**Written problem:** Please reproduce the rows from the line with "red-heart-emoji: ❤️ (226, 1232, 269, 1272)" up to and including the line with "chat-area[interactable]: ~ Chay", swapping "message-time" for "timestamp" and leaving everything else unchanged.

**Supplied data:**

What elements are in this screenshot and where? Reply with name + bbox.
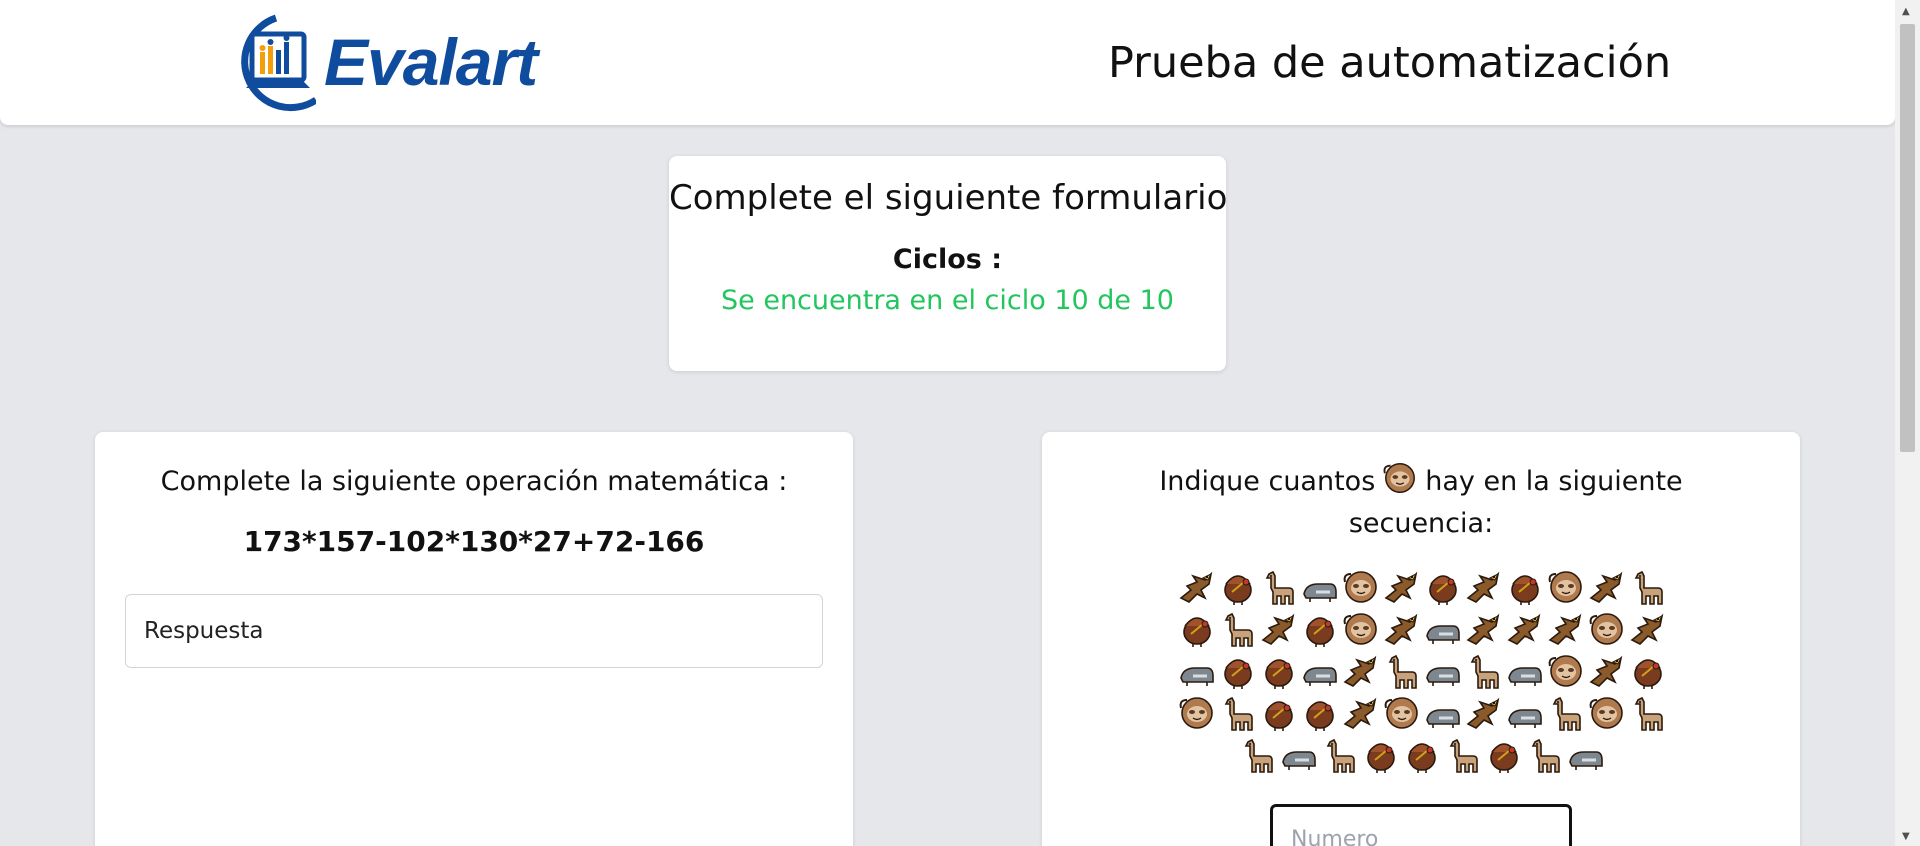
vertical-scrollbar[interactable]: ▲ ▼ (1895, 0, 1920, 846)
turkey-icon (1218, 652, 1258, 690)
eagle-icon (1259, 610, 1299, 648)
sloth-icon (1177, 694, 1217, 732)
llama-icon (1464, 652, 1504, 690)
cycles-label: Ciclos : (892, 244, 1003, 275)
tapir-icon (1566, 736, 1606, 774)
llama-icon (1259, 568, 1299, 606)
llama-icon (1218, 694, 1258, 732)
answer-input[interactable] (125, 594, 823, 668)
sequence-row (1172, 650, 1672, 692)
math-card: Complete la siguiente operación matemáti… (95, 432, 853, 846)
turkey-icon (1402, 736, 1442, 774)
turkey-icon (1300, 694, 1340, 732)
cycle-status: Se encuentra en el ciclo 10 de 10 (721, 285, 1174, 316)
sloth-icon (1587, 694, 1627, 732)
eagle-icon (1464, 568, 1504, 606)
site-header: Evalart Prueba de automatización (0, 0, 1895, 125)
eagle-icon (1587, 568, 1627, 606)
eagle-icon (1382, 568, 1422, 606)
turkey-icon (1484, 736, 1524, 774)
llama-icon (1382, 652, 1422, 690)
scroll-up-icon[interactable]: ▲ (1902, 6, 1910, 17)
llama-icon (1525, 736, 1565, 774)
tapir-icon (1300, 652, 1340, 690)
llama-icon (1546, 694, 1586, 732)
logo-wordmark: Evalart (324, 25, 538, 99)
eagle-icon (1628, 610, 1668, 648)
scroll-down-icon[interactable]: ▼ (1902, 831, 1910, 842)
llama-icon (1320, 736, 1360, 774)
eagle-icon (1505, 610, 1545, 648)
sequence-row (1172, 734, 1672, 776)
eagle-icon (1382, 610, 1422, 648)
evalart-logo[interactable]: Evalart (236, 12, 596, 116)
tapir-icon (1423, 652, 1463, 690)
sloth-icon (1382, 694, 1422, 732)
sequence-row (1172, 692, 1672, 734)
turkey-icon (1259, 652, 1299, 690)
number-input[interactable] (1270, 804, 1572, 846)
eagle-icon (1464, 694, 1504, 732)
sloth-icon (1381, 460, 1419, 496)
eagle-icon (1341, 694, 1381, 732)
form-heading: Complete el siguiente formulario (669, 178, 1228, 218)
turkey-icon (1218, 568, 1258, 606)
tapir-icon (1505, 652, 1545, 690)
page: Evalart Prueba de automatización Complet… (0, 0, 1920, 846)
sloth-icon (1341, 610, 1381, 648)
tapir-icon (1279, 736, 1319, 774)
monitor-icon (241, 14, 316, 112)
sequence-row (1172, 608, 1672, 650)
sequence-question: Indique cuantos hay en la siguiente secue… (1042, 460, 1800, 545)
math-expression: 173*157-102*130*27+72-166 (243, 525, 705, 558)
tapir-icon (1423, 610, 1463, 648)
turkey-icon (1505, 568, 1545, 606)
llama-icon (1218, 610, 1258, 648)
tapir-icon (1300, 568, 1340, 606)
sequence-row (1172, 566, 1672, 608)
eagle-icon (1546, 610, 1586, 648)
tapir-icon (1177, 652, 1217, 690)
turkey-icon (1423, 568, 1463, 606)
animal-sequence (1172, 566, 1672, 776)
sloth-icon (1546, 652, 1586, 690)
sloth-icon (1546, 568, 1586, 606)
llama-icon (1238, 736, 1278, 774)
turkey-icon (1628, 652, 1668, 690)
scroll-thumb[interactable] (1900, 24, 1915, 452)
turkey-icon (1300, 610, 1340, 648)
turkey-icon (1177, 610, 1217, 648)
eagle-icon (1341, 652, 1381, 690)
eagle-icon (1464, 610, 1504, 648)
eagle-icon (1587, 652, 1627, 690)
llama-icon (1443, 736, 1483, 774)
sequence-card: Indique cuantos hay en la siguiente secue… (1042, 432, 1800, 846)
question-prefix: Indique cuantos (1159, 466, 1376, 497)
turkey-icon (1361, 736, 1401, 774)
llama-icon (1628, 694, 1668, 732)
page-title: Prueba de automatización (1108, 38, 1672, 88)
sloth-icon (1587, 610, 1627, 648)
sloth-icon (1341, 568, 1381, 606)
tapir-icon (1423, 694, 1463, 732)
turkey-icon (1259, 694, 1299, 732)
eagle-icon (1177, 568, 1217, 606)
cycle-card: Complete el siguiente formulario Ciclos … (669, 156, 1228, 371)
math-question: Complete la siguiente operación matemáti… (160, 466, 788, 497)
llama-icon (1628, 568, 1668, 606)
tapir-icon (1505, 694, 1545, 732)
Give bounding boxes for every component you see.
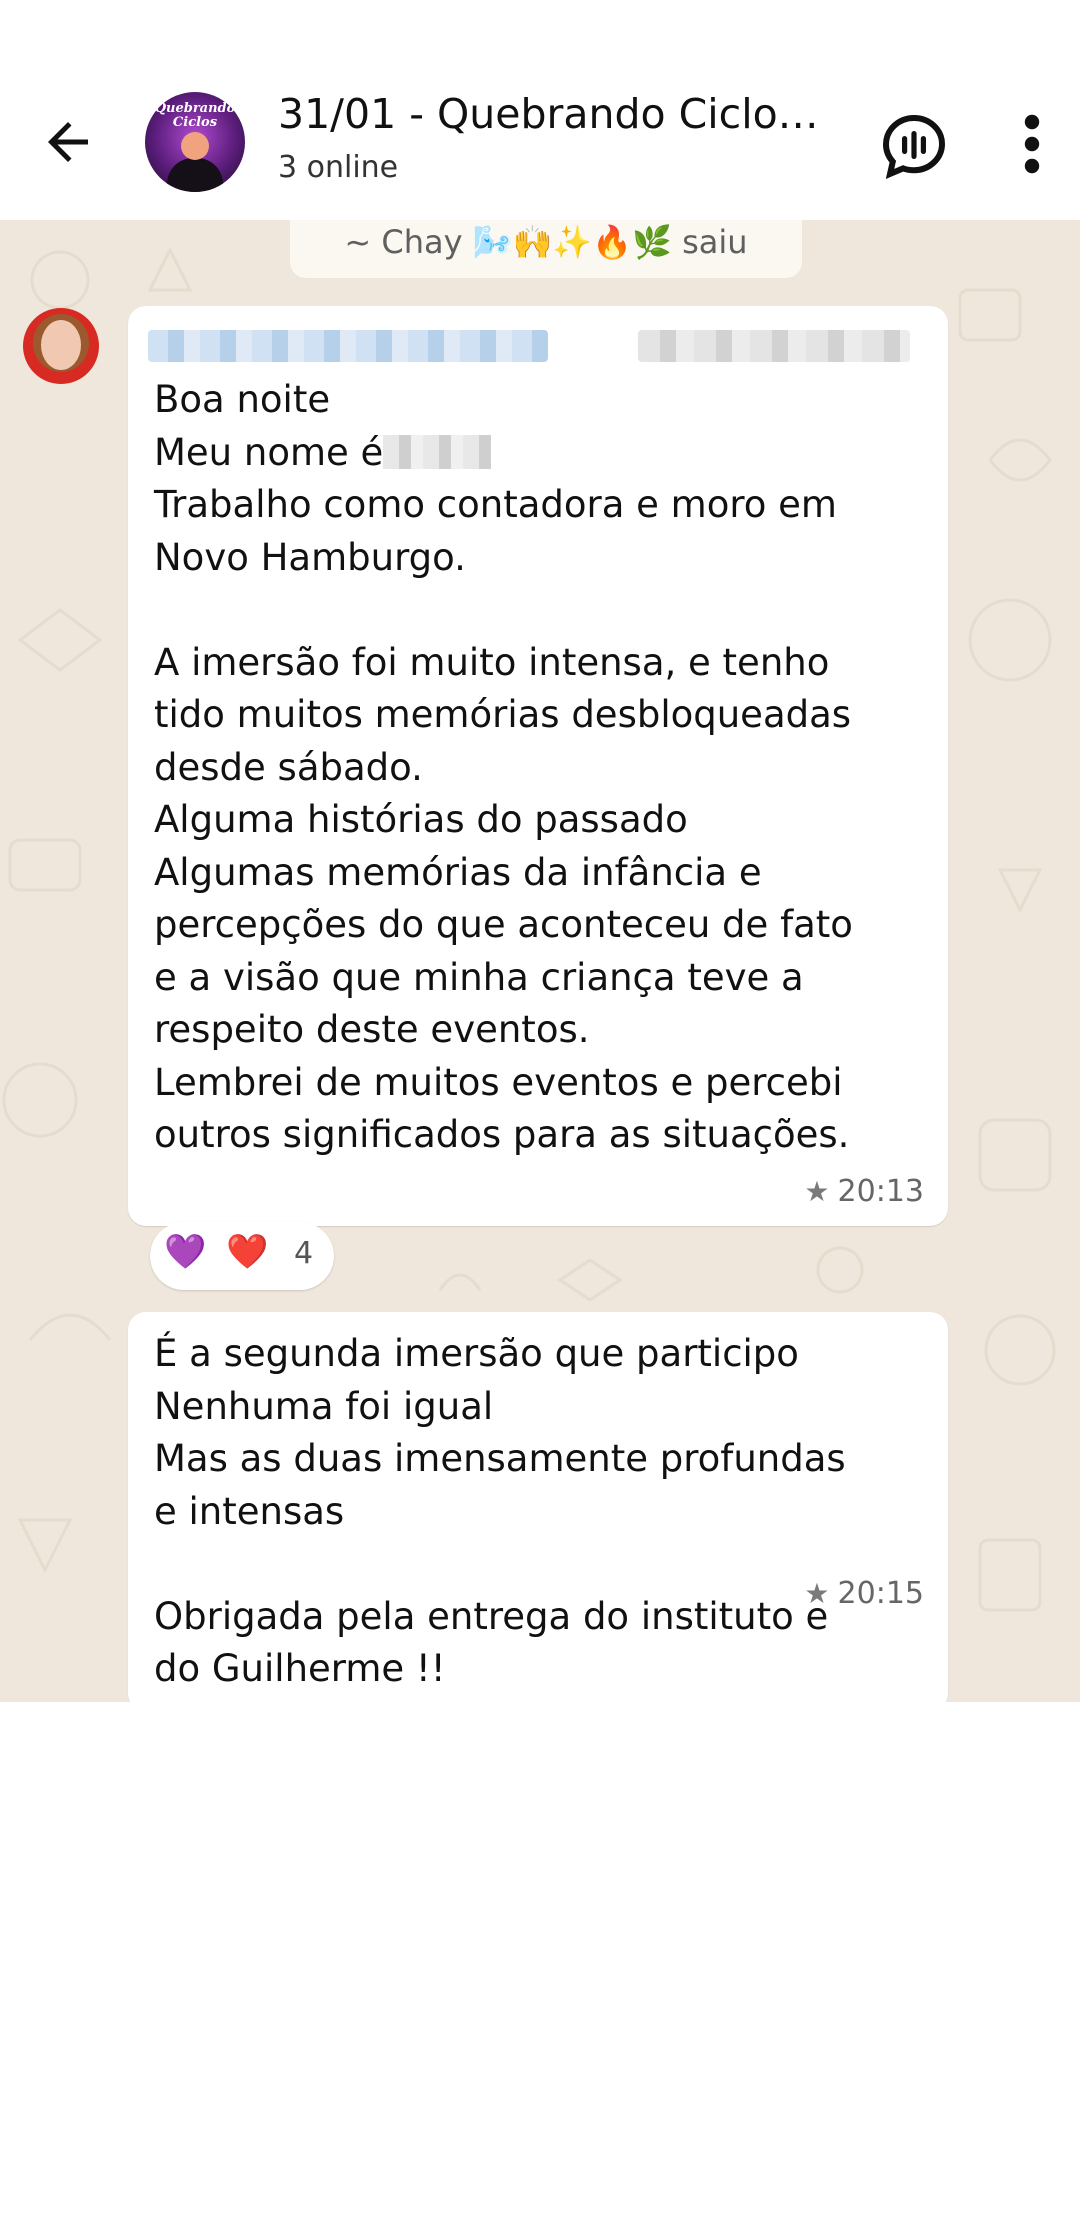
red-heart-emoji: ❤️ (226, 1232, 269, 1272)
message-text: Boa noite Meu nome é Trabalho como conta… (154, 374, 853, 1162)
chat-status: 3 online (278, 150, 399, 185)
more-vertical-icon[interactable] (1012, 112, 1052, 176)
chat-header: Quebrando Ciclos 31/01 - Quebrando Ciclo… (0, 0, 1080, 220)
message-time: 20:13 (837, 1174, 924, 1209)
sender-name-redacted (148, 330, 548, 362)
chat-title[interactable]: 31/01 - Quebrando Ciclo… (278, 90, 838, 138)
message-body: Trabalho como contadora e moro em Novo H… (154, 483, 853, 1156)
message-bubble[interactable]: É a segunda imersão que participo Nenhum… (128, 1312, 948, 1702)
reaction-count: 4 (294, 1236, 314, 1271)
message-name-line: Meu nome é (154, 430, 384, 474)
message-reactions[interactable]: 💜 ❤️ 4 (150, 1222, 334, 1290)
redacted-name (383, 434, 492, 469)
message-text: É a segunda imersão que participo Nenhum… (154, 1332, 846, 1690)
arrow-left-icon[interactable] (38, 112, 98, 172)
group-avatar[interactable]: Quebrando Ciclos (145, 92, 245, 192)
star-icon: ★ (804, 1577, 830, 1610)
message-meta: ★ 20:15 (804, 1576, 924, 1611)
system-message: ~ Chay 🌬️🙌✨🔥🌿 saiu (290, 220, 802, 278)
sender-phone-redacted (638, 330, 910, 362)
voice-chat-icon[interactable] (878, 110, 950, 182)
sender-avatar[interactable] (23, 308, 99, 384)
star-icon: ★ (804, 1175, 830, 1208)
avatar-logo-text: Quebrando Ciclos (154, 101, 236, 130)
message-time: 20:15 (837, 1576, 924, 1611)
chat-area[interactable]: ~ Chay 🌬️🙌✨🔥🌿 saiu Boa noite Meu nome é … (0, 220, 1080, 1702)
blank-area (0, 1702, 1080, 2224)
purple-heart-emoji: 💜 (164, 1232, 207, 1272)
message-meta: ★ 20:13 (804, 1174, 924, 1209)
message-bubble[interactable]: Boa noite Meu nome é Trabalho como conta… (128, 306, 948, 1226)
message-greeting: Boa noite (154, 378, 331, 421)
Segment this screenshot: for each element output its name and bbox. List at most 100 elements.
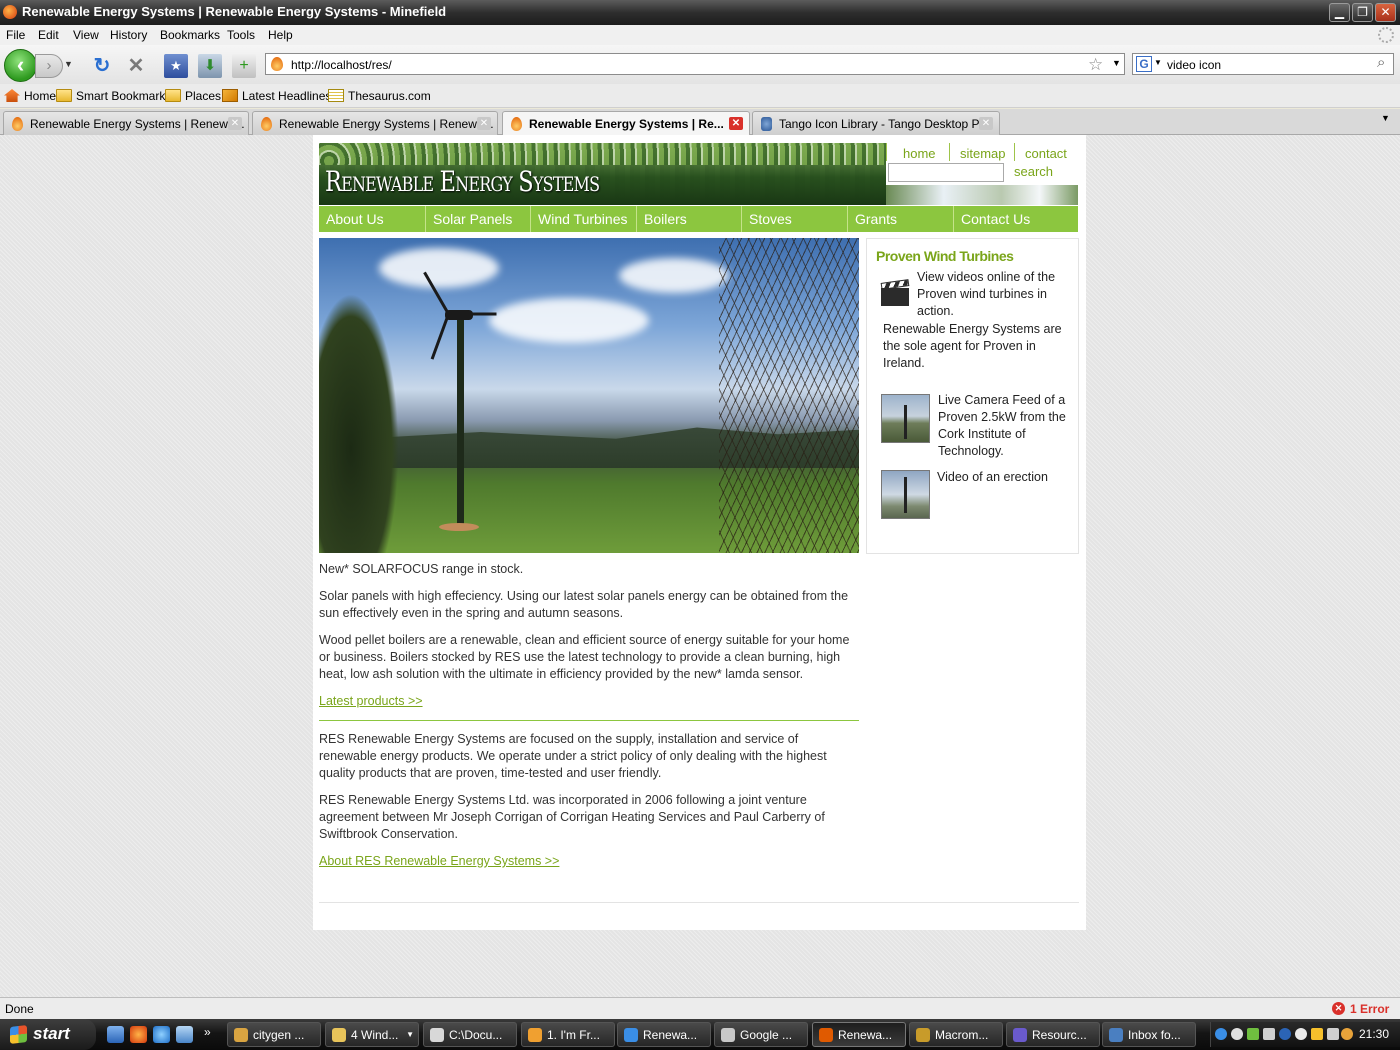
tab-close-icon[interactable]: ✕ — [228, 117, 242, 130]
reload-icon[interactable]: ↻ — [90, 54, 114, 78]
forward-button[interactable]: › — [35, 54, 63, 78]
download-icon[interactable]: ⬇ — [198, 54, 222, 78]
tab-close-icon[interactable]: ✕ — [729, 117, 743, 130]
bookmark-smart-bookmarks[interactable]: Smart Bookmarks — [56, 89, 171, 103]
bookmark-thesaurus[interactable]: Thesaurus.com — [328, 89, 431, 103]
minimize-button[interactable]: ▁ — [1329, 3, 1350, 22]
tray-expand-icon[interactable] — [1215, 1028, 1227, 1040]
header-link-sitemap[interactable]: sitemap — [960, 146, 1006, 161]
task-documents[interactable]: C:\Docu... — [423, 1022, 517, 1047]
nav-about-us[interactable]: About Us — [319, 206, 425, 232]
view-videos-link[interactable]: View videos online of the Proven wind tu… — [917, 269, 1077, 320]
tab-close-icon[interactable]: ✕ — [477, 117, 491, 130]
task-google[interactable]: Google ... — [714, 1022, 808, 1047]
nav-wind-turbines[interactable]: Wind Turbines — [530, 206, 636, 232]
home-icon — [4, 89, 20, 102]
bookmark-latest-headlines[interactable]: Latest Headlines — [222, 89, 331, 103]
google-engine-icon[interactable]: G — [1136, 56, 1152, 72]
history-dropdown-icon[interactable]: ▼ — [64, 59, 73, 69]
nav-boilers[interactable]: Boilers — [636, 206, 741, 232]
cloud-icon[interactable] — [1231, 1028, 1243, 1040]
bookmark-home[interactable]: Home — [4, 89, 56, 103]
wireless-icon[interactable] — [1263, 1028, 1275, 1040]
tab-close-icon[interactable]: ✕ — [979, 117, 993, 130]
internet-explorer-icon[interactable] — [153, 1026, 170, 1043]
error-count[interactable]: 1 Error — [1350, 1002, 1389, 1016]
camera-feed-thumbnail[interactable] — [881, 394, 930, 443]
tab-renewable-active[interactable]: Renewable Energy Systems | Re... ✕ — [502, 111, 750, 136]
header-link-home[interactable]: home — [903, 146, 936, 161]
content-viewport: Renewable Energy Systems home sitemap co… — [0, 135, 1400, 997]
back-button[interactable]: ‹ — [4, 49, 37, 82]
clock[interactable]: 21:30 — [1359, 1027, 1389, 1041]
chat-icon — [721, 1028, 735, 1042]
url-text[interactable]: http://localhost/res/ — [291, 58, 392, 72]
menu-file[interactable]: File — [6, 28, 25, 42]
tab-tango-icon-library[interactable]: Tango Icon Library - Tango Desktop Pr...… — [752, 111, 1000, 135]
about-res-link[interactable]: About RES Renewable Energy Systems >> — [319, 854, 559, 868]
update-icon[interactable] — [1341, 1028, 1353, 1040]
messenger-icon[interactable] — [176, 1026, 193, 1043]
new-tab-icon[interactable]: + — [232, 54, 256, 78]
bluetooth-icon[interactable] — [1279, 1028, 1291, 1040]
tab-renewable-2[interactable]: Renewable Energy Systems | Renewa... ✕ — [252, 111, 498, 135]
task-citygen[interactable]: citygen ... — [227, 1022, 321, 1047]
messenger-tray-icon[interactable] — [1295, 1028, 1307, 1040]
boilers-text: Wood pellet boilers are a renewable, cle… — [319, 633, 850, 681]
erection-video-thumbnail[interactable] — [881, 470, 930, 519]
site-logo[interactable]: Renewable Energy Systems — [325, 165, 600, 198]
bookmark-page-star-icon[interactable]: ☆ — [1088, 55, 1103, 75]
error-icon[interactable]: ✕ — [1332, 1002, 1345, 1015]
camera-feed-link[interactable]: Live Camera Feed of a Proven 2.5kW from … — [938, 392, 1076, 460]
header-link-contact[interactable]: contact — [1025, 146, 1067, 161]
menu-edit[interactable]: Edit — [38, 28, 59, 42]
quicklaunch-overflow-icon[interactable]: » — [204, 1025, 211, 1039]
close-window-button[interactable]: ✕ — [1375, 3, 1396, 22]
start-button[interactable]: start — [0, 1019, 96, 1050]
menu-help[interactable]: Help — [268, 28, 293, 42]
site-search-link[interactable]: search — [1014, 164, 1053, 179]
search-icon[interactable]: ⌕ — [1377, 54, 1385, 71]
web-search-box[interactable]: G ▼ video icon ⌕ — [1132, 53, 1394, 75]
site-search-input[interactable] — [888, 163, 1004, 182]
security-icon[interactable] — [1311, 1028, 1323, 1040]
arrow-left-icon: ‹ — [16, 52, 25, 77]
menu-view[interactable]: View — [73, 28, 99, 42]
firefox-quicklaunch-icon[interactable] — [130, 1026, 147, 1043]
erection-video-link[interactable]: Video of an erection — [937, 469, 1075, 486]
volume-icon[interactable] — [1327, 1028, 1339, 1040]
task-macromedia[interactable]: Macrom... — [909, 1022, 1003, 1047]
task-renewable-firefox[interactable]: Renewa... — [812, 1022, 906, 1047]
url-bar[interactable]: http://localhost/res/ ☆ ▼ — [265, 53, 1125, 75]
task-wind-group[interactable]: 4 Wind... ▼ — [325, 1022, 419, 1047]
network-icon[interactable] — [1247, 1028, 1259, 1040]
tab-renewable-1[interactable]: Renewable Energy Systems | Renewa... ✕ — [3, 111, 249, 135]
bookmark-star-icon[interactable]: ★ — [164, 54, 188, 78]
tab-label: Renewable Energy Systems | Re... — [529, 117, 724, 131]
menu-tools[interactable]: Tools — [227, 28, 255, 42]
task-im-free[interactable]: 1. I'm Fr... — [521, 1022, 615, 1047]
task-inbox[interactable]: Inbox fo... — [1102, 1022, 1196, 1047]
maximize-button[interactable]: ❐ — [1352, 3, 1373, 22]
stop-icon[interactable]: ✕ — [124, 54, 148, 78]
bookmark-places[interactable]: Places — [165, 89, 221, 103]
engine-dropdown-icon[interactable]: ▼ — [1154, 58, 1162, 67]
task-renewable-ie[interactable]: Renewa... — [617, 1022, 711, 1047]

**Complete answer:**
red-heart-emoji: ❤️ (226, 1232, 269, 1272)
message-text: Boa noite Meu nome é Trabalho como conta… (154, 374, 853, 1162)
chat-status: 3 online (278, 150, 399, 185)
more-vertical-icon[interactable] (1012, 112, 1052, 176)
chat-header: Quebrando Ciclos 31/01 - Quebrando Ciclo… (0, 0, 1080, 220)
timestamp: 20:13 (837, 1174, 924, 1209)
sender-name-redacted (148, 330, 548, 362)
chat-title[interactable]: 31/01 - Quebrando Ciclo… (278, 90, 838, 138)
message-body: Trabalho como contadora e moro em Novo H… (154, 483, 853, 1156)
message-bubble[interactable]: É a segunda imersão que participo Nenhum… (128, 1312, 948, 1702)
reaction-count: 4 (294, 1236, 314, 1271)
message-name-line: Meu nome é (154, 430, 384, 474)
message-reactions[interactable]: 💜 ❤️ 4 (150, 1222, 334, 1290)
redacted-name (383, 434, 492, 469)
message-text: É a segunda imersão que participo Nenhum… (154, 1332, 846, 1690)
arrow-left-icon[interactable] (38, 112, 98, 172)
group-avatar[interactable]: Quebrando Ciclos (145, 92, 245, 192)
star-icon: ★ (804, 1577, 830, 1610)
message-meta: ★ 20:15 (804, 1576, 924, 1611)
system-message: ~ Chay 🌬️🙌✨🔥🌿 saiu (290, 220, 802, 278)
sender-phone-redacted (638, 330, 910, 362)
voice-chat-icon[interactable] (878, 110, 950, 182)
sender-avatar[interactable] (23, 308, 99, 384)
star-icon: ★ (804, 1175, 830, 1208)
avatar-logo-text: Quebrando Ciclos (154, 101, 236, 130)
timestamp: 20:15 (837, 1576, 924, 1611)
chat-area[interactable]: ~ Chay 🌬️🙌✨🔥🌿 saiu Boa noite Meu nome é … (0, 220, 1080, 1702)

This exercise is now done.